**EXCERPTED DATA**

↓↓↓

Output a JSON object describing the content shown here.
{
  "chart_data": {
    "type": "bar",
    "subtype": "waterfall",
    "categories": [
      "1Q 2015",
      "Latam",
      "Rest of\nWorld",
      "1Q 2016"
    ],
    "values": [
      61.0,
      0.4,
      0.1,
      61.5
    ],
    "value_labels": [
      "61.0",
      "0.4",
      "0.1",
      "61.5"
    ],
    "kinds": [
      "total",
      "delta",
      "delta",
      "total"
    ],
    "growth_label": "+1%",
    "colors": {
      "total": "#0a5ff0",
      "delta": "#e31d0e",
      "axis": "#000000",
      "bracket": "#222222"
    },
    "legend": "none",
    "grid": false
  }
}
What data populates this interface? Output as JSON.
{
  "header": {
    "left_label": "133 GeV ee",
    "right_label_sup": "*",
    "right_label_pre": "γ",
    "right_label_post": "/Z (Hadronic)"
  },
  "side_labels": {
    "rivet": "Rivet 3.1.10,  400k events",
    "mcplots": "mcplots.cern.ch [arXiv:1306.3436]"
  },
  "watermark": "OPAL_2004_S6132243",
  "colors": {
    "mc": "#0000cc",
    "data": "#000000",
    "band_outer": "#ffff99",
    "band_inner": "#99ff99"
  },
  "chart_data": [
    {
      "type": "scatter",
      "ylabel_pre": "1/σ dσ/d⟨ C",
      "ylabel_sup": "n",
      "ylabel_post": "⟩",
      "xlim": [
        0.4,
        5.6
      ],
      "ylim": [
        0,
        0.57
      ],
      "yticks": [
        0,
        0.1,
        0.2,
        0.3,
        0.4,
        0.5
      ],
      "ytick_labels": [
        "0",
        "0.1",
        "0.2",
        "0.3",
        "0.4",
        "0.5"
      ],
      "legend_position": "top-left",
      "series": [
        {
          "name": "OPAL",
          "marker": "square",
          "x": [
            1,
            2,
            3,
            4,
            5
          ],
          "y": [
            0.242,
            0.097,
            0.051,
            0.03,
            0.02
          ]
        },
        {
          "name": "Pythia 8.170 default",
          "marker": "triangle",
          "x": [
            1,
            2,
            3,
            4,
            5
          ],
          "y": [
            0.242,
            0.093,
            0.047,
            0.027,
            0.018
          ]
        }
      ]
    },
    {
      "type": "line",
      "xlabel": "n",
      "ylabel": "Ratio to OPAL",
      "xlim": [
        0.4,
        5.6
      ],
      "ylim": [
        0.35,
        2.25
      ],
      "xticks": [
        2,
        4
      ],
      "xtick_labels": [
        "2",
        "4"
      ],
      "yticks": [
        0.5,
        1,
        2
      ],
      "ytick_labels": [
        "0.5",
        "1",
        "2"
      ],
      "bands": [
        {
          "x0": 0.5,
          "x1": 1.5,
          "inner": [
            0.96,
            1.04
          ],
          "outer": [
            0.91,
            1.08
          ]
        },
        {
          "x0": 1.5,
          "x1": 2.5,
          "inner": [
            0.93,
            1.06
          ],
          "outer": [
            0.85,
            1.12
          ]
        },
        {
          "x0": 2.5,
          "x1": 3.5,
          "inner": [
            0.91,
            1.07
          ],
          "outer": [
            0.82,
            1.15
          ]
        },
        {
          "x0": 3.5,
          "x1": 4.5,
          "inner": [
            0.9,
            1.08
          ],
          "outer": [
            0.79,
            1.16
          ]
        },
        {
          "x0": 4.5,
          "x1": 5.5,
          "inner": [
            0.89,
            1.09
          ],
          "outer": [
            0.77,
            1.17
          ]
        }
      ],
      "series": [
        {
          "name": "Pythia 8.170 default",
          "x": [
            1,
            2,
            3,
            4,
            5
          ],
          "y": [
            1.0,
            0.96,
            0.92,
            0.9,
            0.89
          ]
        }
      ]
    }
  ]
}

↑↑↑

**EXERCISE TASK**
Transcribe the material exactly as it reads.

**WRITTEN REPLY**
Output a JSON object describing the content shown here.
{
  "chart_data": {
    "type": "bar",
    "subtype": "waterfall",
    "categories": [
      "1Q 2015",
      "Latam",
      "Rest of\nWorld",
      "1Q 2016"
    ],
    "values": [
      61.0,
      0.4,
      0.1,
      61.5
    ],
    "value_labels": [
      "61.0",
      "0.4",
      "0.1",
      "61.5"
    ],
    "kinds": [
      "total",
      "delta",
      "delta",
      "total"
    ],
    "growth_label": "+1%",
    "colors": {
      "total": "#0a5ff0",
      "delta": "#e31d0e",
      "axis": "#000000",
      "bracket": "#222222"
    },
    "legend": "none",
    "grid": false
  }
}
What data populates this interface? Output as JSON.
{
  "header": {
    "left_label": "133 GeV ee",
    "right_label_sup": "*",
    "right_label_pre": "γ",
    "right_label_post": "/Z (Hadronic)"
  },
  "side_labels": {
    "rivet": "Rivet 3.1.10,  400k events",
    "mcplots": "mcplots.cern.ch [arXiv:1306.3436]"
  },
  "watermark": "OPAL_2004_S6132243",
  "colors": {
    "mc": "#0000cc",
    "data": "#000000",
    "band_outer": "#ffff99",
    "band_inner": "#99ff99"
  },
  "chart_data": [
    {
      "type": "scatter",
      "ylabel_pre": "1/σ dσ/d⟨ C",
      "ylabel_sup": "n",
      "ylabel_post": "⟩",
      "xlim": [
        0.4,
        5.6
      ],
      "ylim": [
        0,
        0.57
      ],
      "yticks": [
        0,
        0.1,
        0.2,
        0.3,
        0.4,
        0.5
      ],
      "ytick_labels": [
        "0",
        "0.1",
        "0.2",
        "0.3",
        "0.4",
        "0.5"
      ],
      "legend_position": "top-left",
      "series": [
        {
          "name": "OPAL",
          "marker": "square",
          "x": [
            1,
            2,
            3,
            4,
            5
          ],
          "y": [
            0.242,
            0.097,
            0.051,
            0.03,
            0.02
          ]
        },
        {
          "name": "Pythia 8.170 default",
          "marker": "triangle",
          "x": [
            1,
            2,
            3,
            4,
            5
          ],
          "y": [
            0.242,
            0.093,
            0.047,
            0.027,
            0.018
          ]
        }
      ]
    },
    {
      "type": "line",
      "xlabel": "n",
      "ylabel": "Ratio to OPAL",
      "xlim": [
        0.4,
        5.6
      ],
      "ylim": [
        0.35,
        2.25
      ],
      "xticks": [
        2,
        4
      ],
      "xtick_labels": [
        "2",
        "4"
      ],
      "yticks": [
        0.5,
        1,
        2
      ],
      "ytick_labels": [
        "0.5",
        "1",
        "2"
      ],
      "bands": [
        {
          "x0": 0.5,
          "x1": 1.5,
          "inner": [
            0.96,
            1.04
          ],
          "outer": [
            0.91,
            1.08
          ]
        },
        {
          "x0": 1.5,
          "x1": 2.5,
          "inner": [
            0.93,
            1.06
          ],
          "outer": [
            0.85,
            1.12
          ]
        },
        {
          "x0": 2.5,
          "x1": 3.5,
          "inner": [
            0.91,
            1.07
          ],
          "outer": [
            0.82,
            1.15
          ]
        },
        {
          "x0": 3.5,
          "x1": 4.5,
          "inner": [
            0.9,
            1.08
          ],
          "outer": [
            0.79,
            1.16
          ]
        },
        {
          "x0": 4.5,
          "x1": 5.5,
          "inner": [
            0.89,
            1.09
          ],
          "outer": [
            0.77,
            1.17
          ]
        }
      ],
      "series": [
        {
          "name": "Pythia 8.170 default",
          "x": [
            1,
            2,
            3,
            4,
            5
          ],
          "y": [
            1.0,
            0.96,
            0.92,
            0.9,
            0.89
          ]
        }
      ]
    }
  ]
}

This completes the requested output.